The entire listing is to be repeated verbatim.

==== Raw records ====

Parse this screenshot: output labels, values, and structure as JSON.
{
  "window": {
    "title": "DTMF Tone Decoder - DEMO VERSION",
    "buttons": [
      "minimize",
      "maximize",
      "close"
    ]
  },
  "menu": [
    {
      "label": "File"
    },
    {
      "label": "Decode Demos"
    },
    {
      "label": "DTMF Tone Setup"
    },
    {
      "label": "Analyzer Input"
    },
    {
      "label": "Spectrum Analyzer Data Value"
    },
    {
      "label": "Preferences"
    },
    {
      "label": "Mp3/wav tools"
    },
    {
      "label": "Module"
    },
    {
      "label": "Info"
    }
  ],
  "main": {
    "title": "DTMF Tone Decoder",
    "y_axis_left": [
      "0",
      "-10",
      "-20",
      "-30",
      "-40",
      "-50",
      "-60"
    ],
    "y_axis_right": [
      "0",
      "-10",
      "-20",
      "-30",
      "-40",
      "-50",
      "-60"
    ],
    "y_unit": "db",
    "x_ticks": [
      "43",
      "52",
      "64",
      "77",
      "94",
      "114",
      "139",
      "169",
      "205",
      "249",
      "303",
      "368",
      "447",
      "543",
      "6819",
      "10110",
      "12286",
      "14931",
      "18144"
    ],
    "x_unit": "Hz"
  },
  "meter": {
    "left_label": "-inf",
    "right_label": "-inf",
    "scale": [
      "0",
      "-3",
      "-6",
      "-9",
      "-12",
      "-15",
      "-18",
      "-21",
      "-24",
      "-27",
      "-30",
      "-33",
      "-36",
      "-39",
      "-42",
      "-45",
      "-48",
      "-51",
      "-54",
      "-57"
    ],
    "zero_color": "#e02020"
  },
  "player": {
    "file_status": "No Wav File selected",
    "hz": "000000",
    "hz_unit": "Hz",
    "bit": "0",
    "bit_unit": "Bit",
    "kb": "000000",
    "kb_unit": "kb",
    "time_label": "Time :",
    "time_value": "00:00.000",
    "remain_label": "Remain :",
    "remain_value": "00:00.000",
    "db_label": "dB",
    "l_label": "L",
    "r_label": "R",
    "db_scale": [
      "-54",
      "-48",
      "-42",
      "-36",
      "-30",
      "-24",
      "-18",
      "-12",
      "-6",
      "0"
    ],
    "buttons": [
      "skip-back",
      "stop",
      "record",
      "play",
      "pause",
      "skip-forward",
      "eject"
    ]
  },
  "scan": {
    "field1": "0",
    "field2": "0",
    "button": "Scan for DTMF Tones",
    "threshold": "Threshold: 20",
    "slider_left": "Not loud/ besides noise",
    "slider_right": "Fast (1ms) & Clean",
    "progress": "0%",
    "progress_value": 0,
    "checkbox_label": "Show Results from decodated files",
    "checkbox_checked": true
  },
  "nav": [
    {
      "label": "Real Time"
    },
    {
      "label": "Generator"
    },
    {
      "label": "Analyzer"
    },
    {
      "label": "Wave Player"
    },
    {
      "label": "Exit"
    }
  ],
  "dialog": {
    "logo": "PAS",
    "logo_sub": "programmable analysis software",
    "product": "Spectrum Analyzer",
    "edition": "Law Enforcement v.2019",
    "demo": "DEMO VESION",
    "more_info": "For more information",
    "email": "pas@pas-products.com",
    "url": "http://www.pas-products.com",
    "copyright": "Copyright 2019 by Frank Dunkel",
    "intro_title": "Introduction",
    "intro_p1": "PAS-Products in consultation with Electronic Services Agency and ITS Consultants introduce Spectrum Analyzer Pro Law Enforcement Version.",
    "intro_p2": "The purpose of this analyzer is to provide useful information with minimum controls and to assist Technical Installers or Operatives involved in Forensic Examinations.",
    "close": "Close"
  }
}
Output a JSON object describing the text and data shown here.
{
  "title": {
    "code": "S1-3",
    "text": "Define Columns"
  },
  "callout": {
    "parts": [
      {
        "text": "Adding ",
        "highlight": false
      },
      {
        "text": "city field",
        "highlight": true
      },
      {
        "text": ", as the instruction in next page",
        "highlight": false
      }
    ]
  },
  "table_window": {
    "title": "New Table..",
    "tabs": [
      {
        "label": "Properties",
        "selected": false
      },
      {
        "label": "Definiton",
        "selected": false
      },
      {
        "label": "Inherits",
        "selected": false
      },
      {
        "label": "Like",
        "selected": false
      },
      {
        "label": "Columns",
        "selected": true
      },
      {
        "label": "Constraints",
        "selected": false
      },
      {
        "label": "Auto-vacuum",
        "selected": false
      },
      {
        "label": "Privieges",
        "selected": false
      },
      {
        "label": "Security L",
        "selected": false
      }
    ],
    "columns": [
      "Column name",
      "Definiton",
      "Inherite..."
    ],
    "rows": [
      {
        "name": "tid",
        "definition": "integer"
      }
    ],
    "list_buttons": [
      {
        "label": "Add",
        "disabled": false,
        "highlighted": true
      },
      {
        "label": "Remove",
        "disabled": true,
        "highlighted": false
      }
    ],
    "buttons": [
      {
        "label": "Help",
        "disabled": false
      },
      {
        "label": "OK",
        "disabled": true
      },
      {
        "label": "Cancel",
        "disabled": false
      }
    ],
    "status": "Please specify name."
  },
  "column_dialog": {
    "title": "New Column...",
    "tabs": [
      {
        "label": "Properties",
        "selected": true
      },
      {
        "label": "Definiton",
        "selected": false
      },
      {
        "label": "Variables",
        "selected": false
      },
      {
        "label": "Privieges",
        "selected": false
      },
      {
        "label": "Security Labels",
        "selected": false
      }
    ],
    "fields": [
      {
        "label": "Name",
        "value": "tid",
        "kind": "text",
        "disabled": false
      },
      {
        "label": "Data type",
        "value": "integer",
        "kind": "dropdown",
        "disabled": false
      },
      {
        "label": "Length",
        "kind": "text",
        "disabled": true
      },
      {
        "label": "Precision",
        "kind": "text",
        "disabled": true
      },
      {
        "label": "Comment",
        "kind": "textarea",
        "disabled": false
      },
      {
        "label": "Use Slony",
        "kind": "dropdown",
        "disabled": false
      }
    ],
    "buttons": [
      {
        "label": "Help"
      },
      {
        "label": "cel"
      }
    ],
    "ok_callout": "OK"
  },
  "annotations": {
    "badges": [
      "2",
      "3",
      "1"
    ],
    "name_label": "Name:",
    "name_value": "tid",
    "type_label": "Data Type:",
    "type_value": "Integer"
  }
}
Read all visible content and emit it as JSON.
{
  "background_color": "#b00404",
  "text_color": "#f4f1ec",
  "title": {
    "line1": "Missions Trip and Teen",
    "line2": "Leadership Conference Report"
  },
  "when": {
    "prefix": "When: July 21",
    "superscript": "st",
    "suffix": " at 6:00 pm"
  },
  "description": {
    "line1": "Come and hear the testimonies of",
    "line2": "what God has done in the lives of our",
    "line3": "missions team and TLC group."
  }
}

====

Written solution:
Parse this screenshot: output labels, values, and structure as JSON.
{
  "window": {
    "title": "DTMF Tone Decoder - DEMO VERSION",
    "buttons": [
      "minimize",
      "maximize",
      "close"
    ]
  },
  "menu": [
    {
      "label": "File"
    },
    {
      "label": "Decode Demos"
    },
    {
      "label": "DTMF Tone Setup"
    },
    {
      "label": "Analyzer Input"
    },
    {
      "label": "Spectrum Analyzer Data Value"
    },
    {
      "label": "Preferences"
    },
    {
      "label": "Mp3/wav tools"
    },
    {
      "label": "Module"
    },
    {
      "label": "Info"
    }
  ],
  "main": {
    "title": "DTMF Tone Decoder",
    "y_axis_left": [
      "0",
      "-10",
      "-20",
      "-30",
      "-40",
      "-50",
      "-60"
    ],
    "y_axis_right": [
      "0",
      "-10",
      "-20",
      "-30",
      "-40",
      "-50",
      "-60"
    ],
    "y_unit": "db",
    "x_ticks": [
      "43",
      "52",
      "64",
      "77",
      "94",
      "114",
      "139",
      "169",
      "205",
      "249",
      "303",
      "368",
      "447",
      "543",
      "6819",
      "10110",
      "12286",
      "14931",
      "18144"
    ],
    "x_unit": "Hz"
  },
  "meter": {
    "left_label": "-inf",
    "right_label": "-inf",
    "scale": [
      "0",
      "-3",
      "-6",
      "-9",
      "-12",
      "-15",
      "-18",
      "-21",
      "-24",
      "-27",
      "-30",
      "-33",
      "-36",
      "-39",
      "-42",
      "-45",
      "-48",
      "-51",
      "-54",
      "-57"
    ],
    "zero_color": "#e02020"
  },
  "player": {
    "file_status": "No Wav File selected",
    "hz": "000000",
    "hz_unit": "Hz",
    "bit": "0",
    "bit_unit": "Bit",
    "kb": "000000",
    "kb_unit": "kb",
    "time_label": "Time :",
    "time_value": "00:00.000",
    "remain_label": "Remain :",
    "remain_value": "00:00.000",
    "db_label": "dB",
    "l_label": "L",
    "r_label": "R",
    "db_scale": [
      "-54",
      "-48",
      "-42",
      "-36",
      "-30",
      "-24",
      "-18",
      "-12",
      "-6",
      "0"
    ],
    "buttons": [
      "skip-back",
      "stop",
      "record",
      "play",
      "pause",
      "skip-forward",
      "eject"
    ]
  },
  "scan": {
    "field1": "0",
    "field2": "0",
    "button": "Scan for DTMF Tones",
    "threshold": "Threshold: 20",
    "slider_left": "Not loud/ besides noise",
    "slider_right": "Fast (1ms) & Clean",
    "progress": "0%",
    "progress_value": 0,
    "checkbox_label": "Show Results from decodated files",
    "checkbox_checked": true
  },
  "nav": [
    {
      "label": "Real Time"
    },
    {
      "label": "Generator"
    },
    {
      "label": "Analyzer"
    },
    {
      "label": "Wave Player"
    },
    {
      "label": "Exit"
    }
  ],
  "dialog": {
    "logo": "PAS",
    "logo_sub": "programmable analysis software",
    "product": "Spectrum Analyzer",
    "edition": "Law Enforcement v.2019",
    "demo": "DEMO VESION",
    "more_info": "For more information",
    "email": "pas@pas-products.com",
    "url": "http://www.pas-products.com",
    "copyright": "Copyright 2019 by Frank Dunkel",
    "intro_title": "Introduction",
    "intro_p1": "PAS-Products in consultation with Electronic Services Agency and ITS Consultants introduce Spectrum Analyzer Pro Law Enforcement Version.",
    "intro_p2": "The purpose of this analyzer is to provide useful information with minimum controls and to assist Technical Installers or Operatives involved in Forensic Examinations.",
    "close": "Close"
  }
}
Output a JSON object describing the text and data shown here.
{
  "title": {
    "code": "S1-3",
    "text": "Define Columns"
  },
  "callout": {
    "parts": [
      {
        "text": "Adding ",
        "highlight": false
      },
      {
        "text": "city field",
        "highlight": true
      },
      {
        "text": ", as the instruction in next page",
        "highlight": false
      }
    ]
  },
  "table_window": {
    "title": "New Table..",
    "tabs": [
      {
        "label": "Properties",
        "selected": false
      },
      {
        "label": "Definiton",
        "selected": false
      },
      {
        "label": "Inherits",
        "selected": false
      },
      {
        "label": "Like",
        "selected": false
      },
      {
        "label": "Columns",
        "selected": true
      },
      {
        "label": "Constraints",
        "selected": false
      },
      {
        "label": "Auto-vacuum",
        "selected": false
      },
      {
        "label": "Privieges",
        "selected": false
      },
      {
        "label": "Security L",
        "selected": false
      }
    ],
    "columns": [
      "Column name",
      "Definiton",
      "Inherite..."
    ],
    "rows": [
      {
        "name": "tid",
        "definition": "integer"
      }
    ],
    "list_buttons": [
      {
        "label": "Add",
        "disabled": false,
        "highlighted": true
      },
      {
        "label": "Remove",
        "disabled": true,
        "highlighted": false
      }
    ],
    "buttons": [
      {
        "label": "Help",
        "disabled": false
      },
      {
        "label": "OK",
        "disabled": true
      },
      {
        "label": "Cancel",
        "disabled": false
      }
    ],
    "status": "Please specify name."
  },
  "column_dialog": {
    "title": "New Column...",
    "tabs": [
      {
        "label": "Properties",
        "selected": true
      },
      {
        "label": "Definiton",
        "selected": false
      },
      {
        "label": "Variables",
        "selected": false
      },
      {
        "label": "Privieges",
        "selected": false
      },
      {
        "label": "Security Labels",
        "selected": false
      }
    ],
    "fields": [
      {
        "label": "Name",
        "value": "tid",
        "kind": "text",
        "disabled": false
      },
      {
        "label": "Data type",
        "value": "integer",
        "kind": "dropdown",
        "disabled": false
      },
      {
        "label": "Length",
        "kind": "text",
        "disabled": true
      },
      {
        "label": "Precision",
        "kind": "text",
        "disabled": true
      },
      {
        "label": "Comment",
        "kind": "textarea",
        "disabled": false
      },
      {
        "label": "Use Slony",
        "kind": "dropdown",
        "disabled": false
      }
    ],
    "buttons": [
      {
        "label": "Help"
      },
      {
        "label": "cel"
      }
    ],
    "ok_callout": "OK"
  },
  "annotations": {
    "badges": [
      "2",
      "3",
      "1"
    ],
    "name_label": "Name:",
    "name_value": "tid",
    "type_label": "Data Type:",
    "type_value": "Integer"
  }
}
Read all visible content and emit it as JSON.
{
  "background_color": "#b00404",
  "text_color": "#f4f1ec",
  "title": {
    "line1": "Missions Trip and Teen",
    "line2": "Leadership Conference Report"
  },
  "when": {
    "prefix": "When: July 21",
    "superscript": "st",
    "suffix": " at 6:00 pm"
  },
  "description": {
    "line1": "Come and hear the testimonies of",
    "line2": "what God has done in the lives of our",
    "line3": "missions team and TLC group."
  }
}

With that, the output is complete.